> [Extract provided]
⁂
Subsections

Features and their derivatives

Distance

Distance is defined by points $i$ and $j$:

$\displaystyle d = \sqrt{\vec{r}_{ij} \cdot \vec{r}_{ij}} = \vert\vec{r}_{ij}\vert = r_{ij}$ (A.38)

where

$\displaystyle \vec{r}_{ij} = \vec{r}_i - \vec{r}_j \; .$ (A.39)

The first derivatives of $d$ with respect to Cartesian coordinates are:

$\displaystyle \frac{\partial d} {\partial \vec{r}_i}$ $\displaystyle =$ $\displaystyle \frac{\vec{r}_{ij}}{\vert\vec{r}_{ij}\vert}$ (A.40)
$\displaystyle \frac{\partial d} {\partial \vec{r}_j}$ $\displaystyle =$ $\displaystyle -\frac{\partial d} {\partial \vec{r}_i}$ (A.41)
⁂
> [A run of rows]

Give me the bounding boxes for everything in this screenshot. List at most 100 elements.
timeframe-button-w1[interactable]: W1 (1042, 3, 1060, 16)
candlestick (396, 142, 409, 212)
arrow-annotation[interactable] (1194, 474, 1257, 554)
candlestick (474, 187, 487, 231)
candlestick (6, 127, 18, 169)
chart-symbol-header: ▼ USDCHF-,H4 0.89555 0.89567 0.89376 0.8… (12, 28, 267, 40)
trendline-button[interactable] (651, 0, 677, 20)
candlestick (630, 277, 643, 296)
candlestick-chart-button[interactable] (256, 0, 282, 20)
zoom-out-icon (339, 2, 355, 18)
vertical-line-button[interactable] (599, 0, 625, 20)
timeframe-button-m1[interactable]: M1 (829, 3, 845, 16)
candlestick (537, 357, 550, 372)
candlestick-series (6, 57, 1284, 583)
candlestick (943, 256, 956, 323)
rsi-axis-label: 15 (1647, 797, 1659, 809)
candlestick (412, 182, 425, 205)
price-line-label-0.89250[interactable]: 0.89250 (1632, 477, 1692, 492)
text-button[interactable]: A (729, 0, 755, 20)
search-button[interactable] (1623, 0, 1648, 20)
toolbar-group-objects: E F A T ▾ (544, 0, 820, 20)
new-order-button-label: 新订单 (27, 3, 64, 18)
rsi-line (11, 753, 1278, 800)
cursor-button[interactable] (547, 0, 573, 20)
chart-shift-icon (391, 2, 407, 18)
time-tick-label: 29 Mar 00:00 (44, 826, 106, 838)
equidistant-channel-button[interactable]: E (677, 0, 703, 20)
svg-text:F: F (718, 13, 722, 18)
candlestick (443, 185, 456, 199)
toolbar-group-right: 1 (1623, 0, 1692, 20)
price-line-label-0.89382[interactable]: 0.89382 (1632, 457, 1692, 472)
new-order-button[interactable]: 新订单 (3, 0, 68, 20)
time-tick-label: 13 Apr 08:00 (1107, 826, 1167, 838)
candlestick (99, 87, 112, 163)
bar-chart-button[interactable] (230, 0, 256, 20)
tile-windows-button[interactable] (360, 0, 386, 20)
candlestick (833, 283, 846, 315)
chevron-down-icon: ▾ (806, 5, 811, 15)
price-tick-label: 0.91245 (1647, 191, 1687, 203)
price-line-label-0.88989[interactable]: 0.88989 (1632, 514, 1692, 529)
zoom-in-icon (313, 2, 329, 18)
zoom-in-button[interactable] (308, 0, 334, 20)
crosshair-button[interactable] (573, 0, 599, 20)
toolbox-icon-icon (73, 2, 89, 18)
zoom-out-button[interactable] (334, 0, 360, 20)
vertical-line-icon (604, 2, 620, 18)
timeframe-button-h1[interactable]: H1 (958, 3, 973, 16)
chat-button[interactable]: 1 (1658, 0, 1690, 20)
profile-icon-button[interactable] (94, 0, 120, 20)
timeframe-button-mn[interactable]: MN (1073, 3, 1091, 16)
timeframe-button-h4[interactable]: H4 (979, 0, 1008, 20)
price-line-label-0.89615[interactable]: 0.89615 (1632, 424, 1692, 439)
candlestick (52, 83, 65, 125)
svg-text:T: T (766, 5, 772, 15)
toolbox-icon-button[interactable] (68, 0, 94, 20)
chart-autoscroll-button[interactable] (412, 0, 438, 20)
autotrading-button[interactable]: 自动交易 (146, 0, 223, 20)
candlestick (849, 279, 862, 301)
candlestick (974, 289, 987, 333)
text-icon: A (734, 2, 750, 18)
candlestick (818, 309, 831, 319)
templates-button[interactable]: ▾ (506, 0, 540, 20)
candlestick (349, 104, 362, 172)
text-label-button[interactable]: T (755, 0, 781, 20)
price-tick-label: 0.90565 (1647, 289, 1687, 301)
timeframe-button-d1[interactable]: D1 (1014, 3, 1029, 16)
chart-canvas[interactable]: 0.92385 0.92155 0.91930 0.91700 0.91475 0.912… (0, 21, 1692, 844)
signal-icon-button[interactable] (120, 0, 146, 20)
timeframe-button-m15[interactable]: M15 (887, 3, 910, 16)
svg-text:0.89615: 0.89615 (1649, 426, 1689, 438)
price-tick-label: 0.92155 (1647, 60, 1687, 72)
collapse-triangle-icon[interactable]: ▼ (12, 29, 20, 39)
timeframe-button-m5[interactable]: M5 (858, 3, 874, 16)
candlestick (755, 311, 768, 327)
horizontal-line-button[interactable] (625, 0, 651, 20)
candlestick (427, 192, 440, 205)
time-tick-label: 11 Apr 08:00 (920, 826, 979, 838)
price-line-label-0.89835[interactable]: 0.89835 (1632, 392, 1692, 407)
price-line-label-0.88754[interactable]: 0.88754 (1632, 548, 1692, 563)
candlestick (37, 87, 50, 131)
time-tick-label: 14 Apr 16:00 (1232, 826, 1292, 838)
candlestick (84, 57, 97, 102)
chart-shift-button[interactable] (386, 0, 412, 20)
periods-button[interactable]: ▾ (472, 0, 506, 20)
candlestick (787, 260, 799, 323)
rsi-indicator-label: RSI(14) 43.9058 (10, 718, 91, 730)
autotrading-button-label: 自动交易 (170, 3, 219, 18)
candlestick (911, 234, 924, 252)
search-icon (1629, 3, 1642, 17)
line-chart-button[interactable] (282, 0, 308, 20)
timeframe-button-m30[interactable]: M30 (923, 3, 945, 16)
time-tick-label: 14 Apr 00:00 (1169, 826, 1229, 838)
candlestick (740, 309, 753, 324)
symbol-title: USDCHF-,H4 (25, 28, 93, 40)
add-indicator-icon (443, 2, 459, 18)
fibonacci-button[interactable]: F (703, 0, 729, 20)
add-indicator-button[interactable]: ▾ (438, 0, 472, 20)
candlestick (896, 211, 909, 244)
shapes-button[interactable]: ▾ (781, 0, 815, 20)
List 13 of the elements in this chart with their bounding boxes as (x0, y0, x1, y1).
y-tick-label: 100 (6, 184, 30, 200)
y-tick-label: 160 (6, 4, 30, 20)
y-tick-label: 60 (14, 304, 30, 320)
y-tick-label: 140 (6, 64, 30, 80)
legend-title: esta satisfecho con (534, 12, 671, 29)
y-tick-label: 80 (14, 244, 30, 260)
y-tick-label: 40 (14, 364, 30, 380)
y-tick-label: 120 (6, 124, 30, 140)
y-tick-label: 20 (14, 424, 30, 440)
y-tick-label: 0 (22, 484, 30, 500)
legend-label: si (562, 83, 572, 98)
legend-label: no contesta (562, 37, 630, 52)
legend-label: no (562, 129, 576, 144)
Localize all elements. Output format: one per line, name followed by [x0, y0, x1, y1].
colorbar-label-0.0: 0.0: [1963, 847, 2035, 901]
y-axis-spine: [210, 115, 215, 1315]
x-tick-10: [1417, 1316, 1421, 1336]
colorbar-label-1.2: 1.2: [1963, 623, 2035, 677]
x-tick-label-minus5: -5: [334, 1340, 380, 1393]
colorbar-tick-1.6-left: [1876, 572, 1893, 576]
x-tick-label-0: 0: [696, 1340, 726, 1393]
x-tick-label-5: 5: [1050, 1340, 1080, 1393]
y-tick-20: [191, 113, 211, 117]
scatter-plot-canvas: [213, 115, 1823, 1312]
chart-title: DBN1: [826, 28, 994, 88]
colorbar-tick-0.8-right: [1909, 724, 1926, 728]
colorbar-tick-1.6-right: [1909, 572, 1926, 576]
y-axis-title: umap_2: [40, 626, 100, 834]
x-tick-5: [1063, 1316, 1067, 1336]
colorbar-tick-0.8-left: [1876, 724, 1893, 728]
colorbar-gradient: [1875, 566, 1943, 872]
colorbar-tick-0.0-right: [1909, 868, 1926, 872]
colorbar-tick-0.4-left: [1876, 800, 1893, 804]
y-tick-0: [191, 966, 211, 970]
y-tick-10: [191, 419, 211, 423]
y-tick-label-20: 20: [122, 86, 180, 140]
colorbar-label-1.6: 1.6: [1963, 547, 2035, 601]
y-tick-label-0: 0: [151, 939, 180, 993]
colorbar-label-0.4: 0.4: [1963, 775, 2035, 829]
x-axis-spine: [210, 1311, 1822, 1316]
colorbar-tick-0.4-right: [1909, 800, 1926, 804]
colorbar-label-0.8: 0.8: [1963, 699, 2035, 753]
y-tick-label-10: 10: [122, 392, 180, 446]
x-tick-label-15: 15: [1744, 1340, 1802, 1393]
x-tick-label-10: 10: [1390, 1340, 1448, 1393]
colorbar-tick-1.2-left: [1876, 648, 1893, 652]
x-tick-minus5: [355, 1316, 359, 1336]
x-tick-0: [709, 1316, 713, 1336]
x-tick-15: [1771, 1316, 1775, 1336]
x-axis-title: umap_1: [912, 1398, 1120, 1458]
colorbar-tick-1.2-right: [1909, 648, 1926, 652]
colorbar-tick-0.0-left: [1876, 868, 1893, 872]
⁂
> [Short exercise A]
Please list every equation number that appears in the text on distance and its derivatives.
> [Short exercise B]
Extend the text on distance and its derivatives, starting right after equation (A.41).

> [Expected answer A]
A.38, A.39, A.40, A.41

> [Expected answer B]
Angle

Angle is defined by points $i$, $j$, and $k$, and spanned by vectors $ij$ and $kj$:

$\displaystyle \alpha = \arccos \frac{\vec{r}_{ij} \cdot \vec{r}_{kj}}
{\vert\vec{r}_{ij}\vert \vert\vec{r}_{kj}\vert} \; .$ (A.42)

It lies in the interval from 0 to 180°. Internal MODELLER units are radians.

The first derivatives of α with respect to Cartesian coordinates are:

$\displaystyle \frac{\partial \alpha}{\partial \vec{r}_i}$ $\displaystyle =$ $\displaystyle \frac{\partial \alpha}{\partial \cos \alpha} \;
\frac{\partial \c...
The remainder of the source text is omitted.